start Supplied records

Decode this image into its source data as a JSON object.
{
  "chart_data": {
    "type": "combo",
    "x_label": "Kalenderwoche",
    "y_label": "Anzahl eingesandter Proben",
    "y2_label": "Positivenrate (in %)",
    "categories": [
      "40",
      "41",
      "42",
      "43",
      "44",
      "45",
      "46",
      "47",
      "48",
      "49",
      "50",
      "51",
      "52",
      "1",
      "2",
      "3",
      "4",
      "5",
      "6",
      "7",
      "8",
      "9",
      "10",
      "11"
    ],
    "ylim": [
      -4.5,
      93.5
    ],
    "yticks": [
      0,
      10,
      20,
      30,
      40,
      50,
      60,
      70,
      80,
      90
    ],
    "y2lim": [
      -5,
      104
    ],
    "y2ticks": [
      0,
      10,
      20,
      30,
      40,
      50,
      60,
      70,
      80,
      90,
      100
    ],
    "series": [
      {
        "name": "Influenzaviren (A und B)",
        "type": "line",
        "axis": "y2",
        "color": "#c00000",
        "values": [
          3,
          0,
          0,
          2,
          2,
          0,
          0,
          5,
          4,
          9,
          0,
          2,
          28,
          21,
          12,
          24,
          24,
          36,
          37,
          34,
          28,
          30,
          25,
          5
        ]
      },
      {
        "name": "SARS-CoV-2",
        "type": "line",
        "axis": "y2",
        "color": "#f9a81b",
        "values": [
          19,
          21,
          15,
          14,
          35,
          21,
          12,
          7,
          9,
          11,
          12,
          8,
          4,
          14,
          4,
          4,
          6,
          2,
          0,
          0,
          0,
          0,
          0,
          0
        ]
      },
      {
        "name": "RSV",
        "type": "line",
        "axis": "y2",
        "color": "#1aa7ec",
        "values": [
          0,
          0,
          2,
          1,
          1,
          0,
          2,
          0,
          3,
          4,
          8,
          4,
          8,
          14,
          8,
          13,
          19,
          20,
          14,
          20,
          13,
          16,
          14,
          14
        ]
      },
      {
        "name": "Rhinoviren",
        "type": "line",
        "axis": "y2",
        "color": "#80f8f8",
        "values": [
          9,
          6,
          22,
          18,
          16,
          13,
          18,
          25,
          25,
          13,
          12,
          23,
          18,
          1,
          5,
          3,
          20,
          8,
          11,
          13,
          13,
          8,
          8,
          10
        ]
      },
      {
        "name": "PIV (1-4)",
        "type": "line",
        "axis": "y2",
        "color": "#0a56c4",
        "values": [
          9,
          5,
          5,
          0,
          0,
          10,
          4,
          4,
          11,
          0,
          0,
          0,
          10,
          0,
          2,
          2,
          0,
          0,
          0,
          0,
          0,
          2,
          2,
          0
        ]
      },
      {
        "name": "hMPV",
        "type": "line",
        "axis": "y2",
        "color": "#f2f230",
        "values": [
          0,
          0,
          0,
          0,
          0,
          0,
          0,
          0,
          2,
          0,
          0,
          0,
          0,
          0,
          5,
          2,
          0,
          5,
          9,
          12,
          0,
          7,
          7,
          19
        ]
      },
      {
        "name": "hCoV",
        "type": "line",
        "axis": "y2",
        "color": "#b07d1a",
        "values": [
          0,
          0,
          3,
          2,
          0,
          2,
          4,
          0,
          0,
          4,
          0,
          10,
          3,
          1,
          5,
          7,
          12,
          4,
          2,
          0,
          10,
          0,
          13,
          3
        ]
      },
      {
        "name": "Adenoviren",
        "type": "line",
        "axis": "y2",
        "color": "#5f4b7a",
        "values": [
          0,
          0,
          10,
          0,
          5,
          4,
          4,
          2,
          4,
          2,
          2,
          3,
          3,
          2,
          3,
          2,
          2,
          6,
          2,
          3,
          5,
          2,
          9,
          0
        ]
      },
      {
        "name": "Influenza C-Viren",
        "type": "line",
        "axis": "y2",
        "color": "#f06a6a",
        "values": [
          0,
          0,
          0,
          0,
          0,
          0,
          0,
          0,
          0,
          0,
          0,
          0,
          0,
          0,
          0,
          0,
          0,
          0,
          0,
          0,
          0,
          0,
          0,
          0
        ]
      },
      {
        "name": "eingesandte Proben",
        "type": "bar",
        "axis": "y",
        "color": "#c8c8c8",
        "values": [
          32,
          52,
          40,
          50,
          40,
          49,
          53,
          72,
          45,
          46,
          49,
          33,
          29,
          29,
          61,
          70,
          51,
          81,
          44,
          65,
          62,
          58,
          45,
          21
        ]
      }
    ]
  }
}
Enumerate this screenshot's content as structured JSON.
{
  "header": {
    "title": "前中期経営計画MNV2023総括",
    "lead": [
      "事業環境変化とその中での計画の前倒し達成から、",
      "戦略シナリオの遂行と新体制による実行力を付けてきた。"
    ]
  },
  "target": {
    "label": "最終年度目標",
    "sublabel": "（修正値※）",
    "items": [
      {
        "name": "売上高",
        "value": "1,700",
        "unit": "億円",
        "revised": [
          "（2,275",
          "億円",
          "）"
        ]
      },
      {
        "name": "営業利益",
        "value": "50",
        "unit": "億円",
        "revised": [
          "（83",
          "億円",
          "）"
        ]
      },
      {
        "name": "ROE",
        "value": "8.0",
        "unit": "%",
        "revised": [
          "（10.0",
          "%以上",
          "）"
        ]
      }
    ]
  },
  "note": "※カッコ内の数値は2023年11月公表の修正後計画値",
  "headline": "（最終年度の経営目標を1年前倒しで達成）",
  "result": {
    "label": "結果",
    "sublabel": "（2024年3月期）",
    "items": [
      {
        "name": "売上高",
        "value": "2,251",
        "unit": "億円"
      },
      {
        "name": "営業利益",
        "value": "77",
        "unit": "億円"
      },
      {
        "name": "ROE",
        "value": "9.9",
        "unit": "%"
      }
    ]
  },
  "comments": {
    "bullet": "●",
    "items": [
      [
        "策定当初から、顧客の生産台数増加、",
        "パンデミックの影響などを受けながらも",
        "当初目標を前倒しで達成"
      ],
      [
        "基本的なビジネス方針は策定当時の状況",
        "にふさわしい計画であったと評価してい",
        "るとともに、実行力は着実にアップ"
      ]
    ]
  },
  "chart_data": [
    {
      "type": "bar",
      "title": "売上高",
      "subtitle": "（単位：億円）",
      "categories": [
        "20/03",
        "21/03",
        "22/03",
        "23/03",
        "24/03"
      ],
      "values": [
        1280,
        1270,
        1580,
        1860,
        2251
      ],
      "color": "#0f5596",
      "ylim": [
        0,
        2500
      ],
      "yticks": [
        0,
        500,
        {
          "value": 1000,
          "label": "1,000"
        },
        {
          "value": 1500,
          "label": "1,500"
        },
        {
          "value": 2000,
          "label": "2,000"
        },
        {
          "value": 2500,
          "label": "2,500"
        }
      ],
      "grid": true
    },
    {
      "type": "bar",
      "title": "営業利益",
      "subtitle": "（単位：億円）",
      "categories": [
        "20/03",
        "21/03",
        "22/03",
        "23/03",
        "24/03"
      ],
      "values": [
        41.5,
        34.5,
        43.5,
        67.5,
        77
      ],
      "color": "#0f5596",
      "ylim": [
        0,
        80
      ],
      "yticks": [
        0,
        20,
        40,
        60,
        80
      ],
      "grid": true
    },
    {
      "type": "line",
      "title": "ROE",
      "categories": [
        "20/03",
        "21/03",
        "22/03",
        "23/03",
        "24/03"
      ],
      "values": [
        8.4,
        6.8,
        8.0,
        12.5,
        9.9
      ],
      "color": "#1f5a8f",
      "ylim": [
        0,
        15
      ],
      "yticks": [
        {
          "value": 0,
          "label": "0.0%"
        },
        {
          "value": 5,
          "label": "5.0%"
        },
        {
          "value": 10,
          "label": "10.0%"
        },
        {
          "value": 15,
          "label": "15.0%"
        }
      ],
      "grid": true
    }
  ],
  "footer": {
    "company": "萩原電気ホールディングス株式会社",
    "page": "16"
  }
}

end Supplied records

» **Exercise instructions**
Above are the records; retype them all without a single difference.

» **Solution**
Decode this image into its source data as a JSON object.
{
  "chart_data": {
    "type": "combo",
    "x_label": "Kalenderwoche",
    "y_label": "Anzahl eingesandter Proben",
    "y2_label": "Positivenrate (in %)",
    "categories": [
      "40",
      "41",
      "42",
      "43",
      "44",
      "45",
      "46",
      "47",
      "48",
      "49",
      "50",
      "51",
      "52",
      "1",
      "2",
      "3",
      "4",
      "5",
      "6",
      "7",
      "8",
      "9",
      "10",
      "11"
    ],
    "ylim": [
      -4.5,
      93.5
    ],
    "yticks": [
      0,
      10,
      20,
      30,
      40,
      50,
      60,
      70,
      80,
      90
    ],
    "y2lim": [
      -5,
      104
    ],
    "y2ticks": [
      0,
      10,
      20,
      30,
      40,
      50,
      60,
      70,
      80,
      90,
      100
    ],
    "series": [
      {
        "name": "Influenzaviren (A und B)",
        "type": "line",
        "axis": "y2",
        "color": "#c00000",
        "values": [
          3,
          0,
          0,
          2,
          2,
          0,
          0,
          5,
          4,
          9,
          0,
          2,
          28,
          21,
          12,
          24,
          24,
          36,
          37,
          34,
          28,
          30,
          25,
          5
        ]
      },
      {
        "name": "SARS-CoV-2",
        "type": "line",
        "axis": "y2",
        "color": "#f9a81b",
        "values": [
          19,
          21,
          15,
          14,
          35,
          21,
          12,
          7,
          9,
          11,
          12,
          8,
          4,
          14,
          4,
          4,
          6,
          2,
          0,
          0,
          0,
          0,
          0,
          0
        ]
      },
      {
        "name": "RSV",
        "type": "line",
        "axis": "y2",
        "color": "#1aa7ec",
        "values": [
          0,
          0,
          2,
          1,
          1,
          0,
          2,
          0,
          3,
          4,
          8,
          4,
          8,
          14,
          8,
          13,
          19,
          20,
          14,
          20,
          13,
          16,
          14,
          14
        ]
      },
      {
        "name": "Rhinoviren",
        "type": "line",
        "axis": "y2",
        "color": "#80f8f8",
        "values": [
          9,
          6,
          22,
          18,
          16,
          13,
          18,
          25,
          25,
          13,
          12,
          23,
          18,
          1,
          5,
          3,
          20,
          8,
          11,
          13,
          13,
          8,
          8,
          10
        ]
      },
      {
        "name": "PIV (1-4)",
        "type": "line",
        "axis": "y2",
        "color": "#0a56c4",
        "values": [
          9,
          5,
          5,
          0,
          0,
          10,
          4,
          4,
          11,
          0,
          0,
          0,
          10,
          0,
          2,
          2,
          0,
          0,
          0,
          0,
          0,
          2,
          2,
          0
        ]
      },
      {
        "name": "hMPV",
        "type": "line",
        "axis": "y2",
        "color": "#f2f230",
        "values": [
          0,
          0,
          0,
          0,
          0,
          0,
          0,
          0,
          2,
          0,
          0,
          0,
          0,
          0,
          5,
          2,
          0,
          5,
          9,
          12,
          0,
          7,
          7,
          19
        ]
      },
      {
        "name": "hCoV",
        "type": "line",
        "axis": "y2",
        "color": "#b07d1a",
        "values": [
          0,
          0,
          3,
          2,
          0,
          2,
          4,
          0,
          0,
          4,
          0,
          10,
          3,
          1,
          5,
          7,
          12,
          4,
          2,
          0,
          10,
          0,
          13,
          3
        ]
      },
      {
        "name": "Adenoviren",
        "type": "line",
        "axis": "y2",
        "color": "#5f4b7a",
        "values": [
          0,
          0,
          10,
          0,
          5,
          4,
          4,
          2,
          4,
          2,
          2,
          3,
          3,
          2,
          3,
          2,
          2,
          6,
          2,
          3,
          5,
          2,
          9,
          0
        ]
      },
      {
        "name": "Influenza C-Viren",
        "type": "line",
        "axis": "y2",
        "color": "#f06a6a",
        "values": [
          0,
          0,
          0,
          0,
          0,
          0,
          0,
          0,
          0,
          0,
          0,
          0,
          0,
          0,
          0,
          0,
          0,
          0,
          0,
          0,
          0,
          0,
          0,
          0
        ]
      },
      {
        "name": "eingesandte Proben",
        "type": "bar",
        "axis": "y",
        "color": "#c8c8c8",
        "values": [
          32,
          52,
          40,
          50,
          40,
          49,
          53,
          72,
          45,
          46,
          49,
          33,
          29,
          29,
          61,
          70,
          51,
          81,
          44,
          65,
          62,
          58,
          45,
          21
        ]
      }
    ]
  }
}
Enumerate this screenshot's content as structured JSON.
{
  "header": {
    "title": "前中期経営計画MNV2023総括",
    "lead": [
      "事業環境変化とその中での計画の前倒し達成から、",
      "戦略シナリオの遂行と新体制による実行力を付けてきた。"
    ]
  },
  "target": {
    "label": "最終年度目標",
    "sublabel": "（修正値※）",
    "items": [
      {
        "name": "売上高",
        "value": "1,700",
        "unit": "億円",
        "revised": [
          "（2,275",
          "億円",
          "）"
        ]
      },
      {
        "name": "営業利益",
        "value": "50",
        "unit": "億円",
        "revised": [
          "（83",
          "億円",
          "）"
        ]
      },
      {
        "name": "ROE",
        "value": "8.0",
        "unit": "%",
        "revised": [
          "（10.0",
          "%以上",
          "）"
        ]
      }
    ]
  },
  "note": "※カッコ内の数値は2023年11月公表の修正後計画値",
  "headline": "（最終年度の経営目標を1年前倒しで達成）",
  "result": {
    "label": "結果",
    "sublabel": "（2024年3月期）",
    "items": [
      {
        "name": "売上高",
        "value": "2,251",
        "unit": "億円"
      },
      {
        "name": "営業利益",
        "value": "77",
        "unit": "億円"
      },
      {
        "name": "ROE",
        "value": "9.9",
        "unit": "%"
      }
    ]
  },
  "comments": {
    "bullet": "●",
    "items": [
      [
        "策定当初から、顧客の生産台数増加、",
        "パンデミックの影響などを受けながらも",
        "当初目標を前倒しで達成"
      ],
      [
        "基本的なビジネス方針は策定当時の状況",
        "にふさわしい計画であったと評価してい",
        "るとともに、実行力は着実にアップ"
      ]
    ]
  },
  "chart_data": [
    {
      "type": "bar",
      "title": "売上高",
      "subtitle": "（単位：億円）",
      "categories": [
        "20/03",
        "21/03",
        "22/03",
        "23/03",
        "24/03"
      ],
      "values": [
        1280,
        1270,
        1580,
        1860,
        2251
      ],
      "color": "#0f5596",
      "ylim": [
        0,
        2500
      ],
      "yticks": [
        0,
        500,
        {
          "value": 1000,
          "label": "1,000"
        },
        {
          "value": 1500,
          "label": "1,500"
        },
        {
          "value": 2000,
          "label": "2,000"
        },
        {
          "value": 2500,
          "label": "2,500"
        }
      ],
      "grid": true
    },
    {
      "type": "bar",
      "title": "営業利益",
      "subtitle": "（単位：億円）",
      "categories": [
        "20/03",
        "21/03",
        "22/03",
        "23/03",
        "24/03"
      ],
      "values": [
        41.5,
        34.5,
        43.5,
        67.5,
        77
      ],
      "color": "#0f5596",
      "ylim": [
        0,
        80
      ],
      "yticks": [
        0,
        20,
        40,
        60,
        80
      ],
      "grid": true
    },
    {
      "type": "line",
      "title": "ROE",
      "categories": [
        "20/03",
        "21/03",
        "22/03",
        "23/03",
        "24/03"
      ],
      "values": [
        8.4,
        6.8,
        8.0,
        12.5,
        9.9
      ],
      "color": "#1f5a8f",
      "ylim": [
        0,
        15
      ],
      "yticks": [
        {
          "value": 0,
          "label": "0.0%"
        },
        {
          "value": 5,
          "label": "5.0%"
        },
        {
          "value": 10,
          "label": "10.0%"
        },
        {
          "value": 15,
          "label": "15.0%"
        }
      ],
      "grid": true
    }
  ],
  "footer": {
    "company": "萩原電気ホールディングス株式会社",
    "page": "16"
  }
}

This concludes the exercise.